§ WHAT IS BEING ASKED
Every record must appear in your copy exactly as written, with no pictures.

▬▬▬

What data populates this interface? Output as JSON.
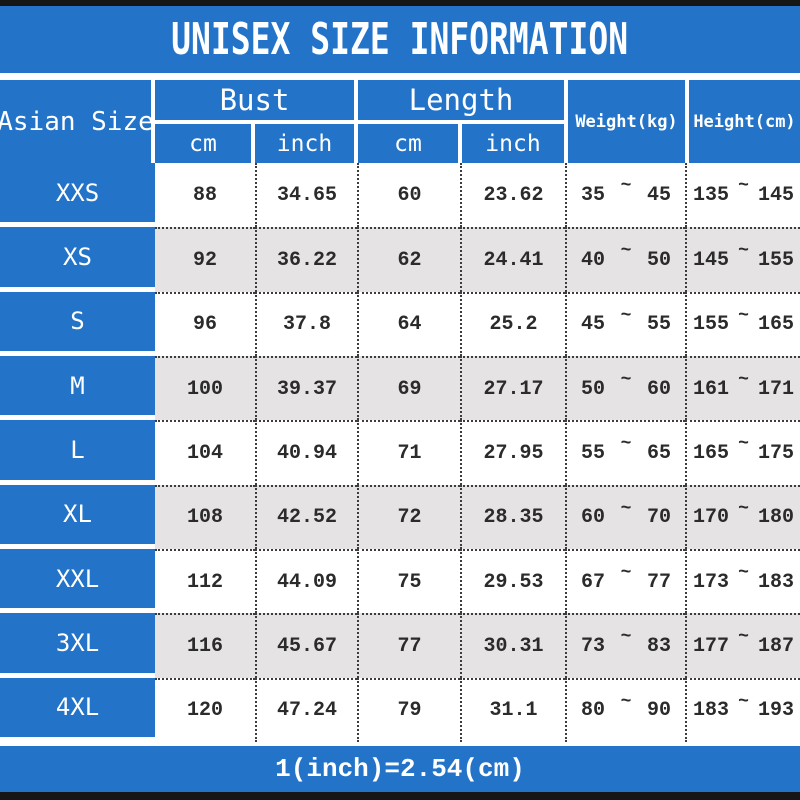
{
  "title": "UNISEX SIZE INFORMATION",
  "colors": {
    "blue": "#2374c8",
    "black_bar": "#161616",
    "row_alt": "#e5e3e4",
    "header_text": "#ffffff",
    "data_text": "#2b2b2b"
  },
  "table": {
    "size_column_header": "Asian Size",
    "groups": [
      {
        "label": "Bust",
        "sub": [
          "cm",
          "inch"
        ]
      },
      {
        "label": "Length",
        "sub": [
          "cm",
          "inch"
        ]
      }
    ],
    "weight_header": "Weight(kg)",
    "height_header": "Height(cm)",
    "range_separator": "~",
    "rows": [
      {
        "size": "XXS",
        "bust_cm": "88",
        "bust_inch": "34.65",
        "length_cm": "60",
        "length_inch": "23.62",
        "weight_min": "35",
        "weight_max": "45",
        "height_min": "135",
        "height_max": "145"
      },
      {
        "size": "XS",
        "bust_cm": "92",
        "bust_inch": "36.22",
        "length_cm": "62",
        "length_inch": "24.41",
        "weight_min": "40",
        "weight_max": "50",
        "height_min": "145",
        "height_max": "155"
      },
      {
        "size": "S",
        "bust_cm": "96",
        "bust_inch": "37.8",
        "length_cm": "64",
        "length_inch": "25.2",
        "weight_min": "45",
        "weight_max": "55",
        "height_min": "155",
        "height_max": "165"
      },
      {
        "size": "M",
        "bust_cm": "100",
        "bust_inch": "39.37",
        "length_cm": "69",
        "length_inch": "27.17",
        "weight_min": "50",
        "weight_max": "60",
        "height_min": "161",
        "height_max": "171"
      },
      {
        "size": "L",
        "bust_cm": "104",
        "bust_inch": "40.94",
        "length_cm": "71",
        "length_inch": "27.95",
        "weight_min": "55",
        "weight_max": "65",
        "height_min": "165",
        "height_max": "175"
      },
      {
        "size": "XL",
        "bust_cm": "108",
        "bust_inch": "42.52",
        "length_cm": "72",
        "length_inch": "28.35",
        "weight_min": "60",
        "weight_max": "70",
        "height_min": "170",
        "height_max": "180"
      },
      {
        "size": "XXL",
        "bust_cm": "112",
        "bust_inch": "44.09",
        "length_cm": "75",
        "length_inch": "29.53",
        "weight_min": "67",
        "weight_max": "77",
        "height_min": "173",
        "height_max": "183"
      },
      {
        "size": "3XL",
        "bust_cm": "116",
        "bust_inch": "45.67",
        "length_cm": "77",
        "length_inch": "30.31",
        "weight_min": "73",
        "weight_max": "83",
        "height_min": "177",
        "height_max": "187"
      },
      {
        "size": "4XL",
        "bust_cm": "120",
        "bust_inch": "47.24",
        "length_cm": "79",
        "length_inch": "31.1",
        "weight_min": "80",
        "weight_max": "90",
        "height_min": "183",
        "height_max": "193"
      }
    ]
  },
  "footer": {
    "note": "1(inch)=2.54(cm)"
  }
}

▬▬▬

§ COMPLETED TASK
What data populates this interface? Output as JSON.
{
  "title": "UNISEX SIZE INFORMATION",
  "colors": {
    "blue": "#2374c8",
    "black_bar": "#161616",
    "row_alt": "#e5e3e4",
    "header_text": "#ffffff",
    "data_text": "#2b2b2b"
  },
  "table": {
    "size_column_header": "Asian Size",
    "groups": [
      {
        "label": "Bust",
        "sub": [
          "cm",
          "inch"
        ]
      },
      {
        "label": "Length",
        "sub": [
          "cm",
          "inch"
        ]
      }
    ],
    "weight_header": "Weight(kg)",
    "height_header": "Height(cm)",
    "range_separator": "~",
    "rows": [
      {
        "size": "XXS",
        "bust_cm": "88",
        "bust_inch": "34.65",
        "length_cm": "60",
        "length_inch": "23.62",
        "weight_min": "35",
        "weight_max": "45",
        "height_min": "135",
        "height_max": "145"
      },
      {
        "size": "XS",
        "bust_cm": "92",
        "bust_inch": "36.22",
        "length_cm": "62",
        "length_inch": "24.41",
        "weight_min": "40",
        "weight_max": "50",
        "height_min": "145",
        "height_max": "155"
      },
      {
        "size": "S",
        "bust_cm": "96",
        "bust_inch": "37.8",
        "length_cm": "64",
        "length_inch": "25.2",
        "weight_min": "45",
        "weight_max": "55",
        "height_min": "155",
        "height_max": "165"
      },
      {
        "size": "M",
        "bust_cm": "100",
        "bust_inch": "39.37",
        "length_cm": "69",
        "length_inch": "27.17",
        "weight_min": "50",
        "weight_max": "60",
        "height_min": "161",
        "height_max": "171"
      },
      {
        "size": "L",
        "bust_cm": "104",
        "bust_inch": "40.94",
        "length_cm": "71",
        "length_inch": "27.95",
        "weight_min": "55",
        "weight_max": "65",
        "height_min": "165",
        "height_max": "175"
      },
      {
        "size": "XL",
        "bust_cm": "108",
        "bust_inch": "42.52",
        "length_cm": "72",
        "length_inch": "28.35",
        "weight_min": "60",
        "weight_max": "70",
        "height_min": "170",
        "height_max": "180"
      },
      {
        "size": "XXL",
        "bust_cm": "112",
        "bust_inch": "44.09",
        "length_cm": "75",
        "length_inch": "29.53",
        "weight_min": "67",
        "weight_max": "77",
        "height_min": "173",
        "height_max": "183"
      },
      {
        "size": "3XL",
        "bust_cm": "116",
        "bust_inch": "45.67",
        "length_cm": "77",
        "length_inch": "30.31",
        "weight_min": "73",
        "weight_max": "83",
        "height_min": "177",
        "height_max": "187"
      },
      {
        "size": "4XL",
        "bust_cm": "120",
        "bust_inch": "47.24",
        "length_cm": "79",
        "length_inch": "31.1",
        "weight_min": "80",
        "weight_max": "90",
        "height_min": "183",
        "height_max": "193"
      }
    ]
  },
  "footer": {
    "note": "1(inch)=2.54(cm)"
  }
}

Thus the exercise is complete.